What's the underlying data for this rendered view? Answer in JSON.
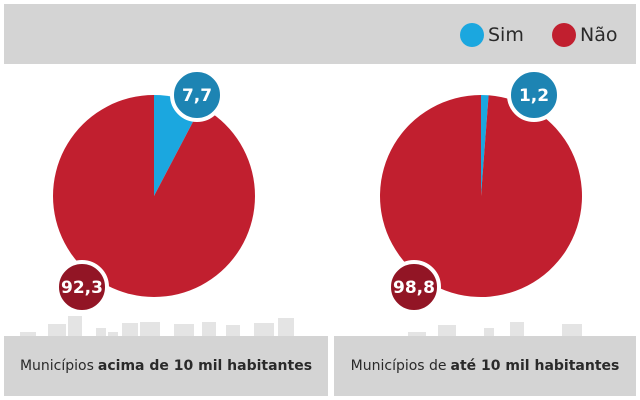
{
  "legend": {
    "items": [
      {
        "label": "Sim",
        "color": "#1ba7df"
      },
      {
        "label": "Não",
        "color": "#c11f2f"
      }
    ]
  },
  "chart_data": [
    {
      "type": "pie",
      "title": "Municípios acima de 10 mil habitantes",
      "caption_plain": "Municípios",
      "caption_bold": "acima de 10 mil habitantes",
      "series": [
        {
          "name": "Sim",
          "value": 7.7,
          "label": "7,7",
          "color": "#1ba7df",
          "badge_color": "#1d84b3"
        },
        {
          "name": "Não",
          "value": 92.3,
          "label": "92,3",
          "color": "#c11f2f",
          "badge_color": "#921525"
        }
      ]
    },
    {
      "type": "pie",
      "title": "Municípios de até 10 mil habitantes",
      "caption_plain": "Municípios de",
      "caption_bold": "até 10 mil habitantes",
      "series": [
        {
          "name": "Sim",
          "value": 1.2,
          "label": "1,2",
          "color": "#1ba7df",
          "badge_color": "#1d84b3"
        },
        {
          "name": "Não",
          "value": 98.8,
          "label": "98,8",
          "color": "#c11f2f",
          "badge_color": "#921525"
        }
      ]
    }
  ]
}
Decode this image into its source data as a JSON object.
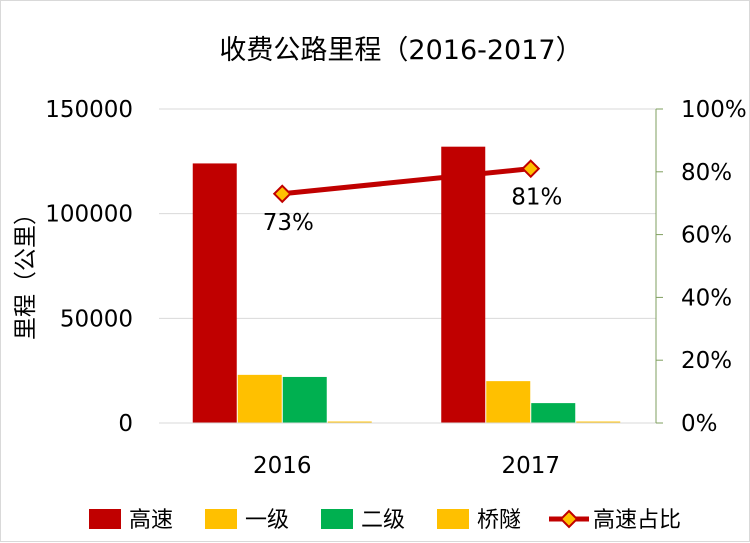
{
  "chart_data": {
    "type": "bar",
    "title": "收费公路里程（2016-2017）",
    "xlabel": "",
    "ylabel": "里程（公里）",
    "categories": [
      "2016",
      "2017"
    ],
    "ylim": [
      0,
      150000
    ],
    "yticks": [
      "0",
      "50000",
      "100000",
      "150000"
    ],
    "y2lim": [
      0,
      1
    ],
    "y2ticks": [
      "0%",
      "20%",
      "40%",
      "60%",
      "80%",
      "100%"
    ],
    "grid": true,
    "legend_position": "bottom",
    "series": [
      {
        "name": "高速",
        "type": "bar",
        "axis": "left",
        "color": "#c00000",
        "values": [
          124000,
          132000
        ]
      },
      {
        "name": "一级",
        "type": "bar",
        "axis": "left",
        "color": "#ffc000",
        "values": [
          23000,
          20000
        ]
      },
      {
        "name": "二级",
        "type": "bar",
        "axis": "left",
        "color": "#00b050",
        "values": [
          22000,
          9500
        ]
      },
      {
        "name": "桥隧",
        "type": "bar",
        "axis": "left",
        "color": "#ffc000",
        "values": [
          700,
          700
        ]
      },
      {
        "name": "高速占比",
        "type": "line",
        "axis": "right",
        "color": "#c00000",
        "marker_color": "#ffc000",
        "values": [
          0.73,
          0.81
        ],
        "labels": [
          "73%",
          "81%"
        ]
      }
    ]
  }
}
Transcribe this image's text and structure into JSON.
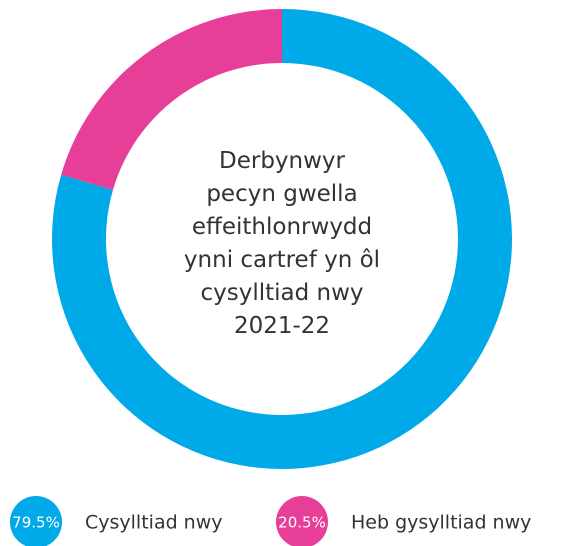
####################
* Exercise objective *
In the records above, find each line with the word "Municípios" and copy it.

* Solution *
      "title": "Municípios acima de 10 mil habitantes",
      "caption_plain": "Municípios",
      "title": "Municípios de até 10 mil habitantes",
      "caption_plain": "Municípios de",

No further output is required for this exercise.